**INSTRUCTIONS FOR THE TASK**
Since the data must remain as supplied, reproduce it word for word.

**AVAILABLE DATA**
Segment Open
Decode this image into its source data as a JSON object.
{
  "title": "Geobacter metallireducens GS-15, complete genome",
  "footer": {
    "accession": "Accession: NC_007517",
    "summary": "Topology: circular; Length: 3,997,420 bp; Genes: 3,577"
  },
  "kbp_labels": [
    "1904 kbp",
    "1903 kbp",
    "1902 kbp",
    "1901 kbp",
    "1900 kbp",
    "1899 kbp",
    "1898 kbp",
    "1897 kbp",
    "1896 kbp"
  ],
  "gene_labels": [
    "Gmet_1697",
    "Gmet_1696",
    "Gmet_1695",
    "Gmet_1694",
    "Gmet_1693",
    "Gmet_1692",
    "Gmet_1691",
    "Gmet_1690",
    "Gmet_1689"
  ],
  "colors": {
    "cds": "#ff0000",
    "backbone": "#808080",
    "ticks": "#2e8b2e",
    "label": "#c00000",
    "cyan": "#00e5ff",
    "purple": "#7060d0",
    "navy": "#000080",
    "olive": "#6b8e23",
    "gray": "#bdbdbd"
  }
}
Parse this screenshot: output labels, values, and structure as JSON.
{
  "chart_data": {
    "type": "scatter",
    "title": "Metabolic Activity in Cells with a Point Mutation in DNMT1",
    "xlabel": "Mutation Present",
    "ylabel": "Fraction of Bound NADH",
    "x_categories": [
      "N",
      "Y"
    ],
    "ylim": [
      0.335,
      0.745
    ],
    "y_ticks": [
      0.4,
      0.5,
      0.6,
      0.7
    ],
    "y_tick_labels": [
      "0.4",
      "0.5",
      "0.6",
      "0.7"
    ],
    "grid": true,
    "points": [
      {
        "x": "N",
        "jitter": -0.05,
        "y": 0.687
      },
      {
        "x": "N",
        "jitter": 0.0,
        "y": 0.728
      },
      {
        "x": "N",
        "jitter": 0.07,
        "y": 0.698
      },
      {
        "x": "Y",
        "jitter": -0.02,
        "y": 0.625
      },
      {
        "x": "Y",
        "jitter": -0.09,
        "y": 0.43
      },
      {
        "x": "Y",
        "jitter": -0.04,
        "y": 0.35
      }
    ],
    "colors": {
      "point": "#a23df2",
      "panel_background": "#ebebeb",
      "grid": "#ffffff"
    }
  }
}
Segment Closed
**TASK ANSWER**
Decode this image into its source data as a JSON object.
{
  "title": "Geobacter metallireducens GS-15, complete genome",
  "footer": {
    "accession": "Accession: NC_007517",
    "summary": "Topology: circular; Length: 3,997,420 bp; Genes: 3,577"
  },
  "kbp_labels": [
    "1904 kbp",
    "1903 kbp",
    "1902 kbp",
    "1901 kbp",
    "1900 kbp",
    "1899 kbp",
    "1898 kbp",
    "1897 kbp",
    "1896 kbp"
  ],
  "gene_labels": [
    "Gmet_1697",
    "Gmet_1696",
    "Gmet_1695",
    "Gmet_1694",
    "Gmet_1693",
    "Gmet_1692",
    "Gmet_1691",
    "Gmet_1690",
    "Gmet_1689"
  ],
  "colors": {
    "cds": "#ff0000",
    "backbone": "#808080",
    "ticks": "#2e8b2e",
    "label": "#c00000",
    "cyan": "#00e5ff",
    "purple": "#7060d0",
    "navy": "#000080",
    "olive": "#6b8e23",
    "gray": "#bdbdbd"
  }
}
Parse this screenshot: output labels, values, and structure as JSON.
{
  "chart_data": {
    "type": "scatter",
    "title": "Metabolic Activity in Cells with a Point Mutation in DNMT1",
    "xlabel": "Mutation Present",
    "ylabel": "Fraction of Bound NADH",
    "x_categories": [
      "N",
      "Y"
    ],
    "ylim": [
      0.335,
      0.745
    ],
    "y_ticks": [
      0.4,
      0.5,
      0.6,
      0.7
    ],
    "y_tick_labels": [
      "0.4",
      "0.5",
      "0.6",
      "0.7"
    ],
    "grid": true,
    "points": [
      {
        "x": "N",
        "jitter": -0.05,
        "y": 0.687
      },
      {
        "x": "N",
        "jitter": 0.0,
        "y": 0.728
      },
      {
        "x": "N",
        "jitter": 0.07,
        "y": 0.698
      },
      {
        "x": "Y",
        "jitter": -0.02,
        "y": 0.625
      },
      {
        "x": "Y",
        "jitter": -0.09,
        "y": 0.43
      },
      {
        "x": "Y",
        "jitter": -0.04,
        "y": 0.35
      }
    ],
    "colors": {
      "point": "#a23df2",
      "panel_background": "#ebebeb",
      "grid": "#ffffff"
    }
  }
}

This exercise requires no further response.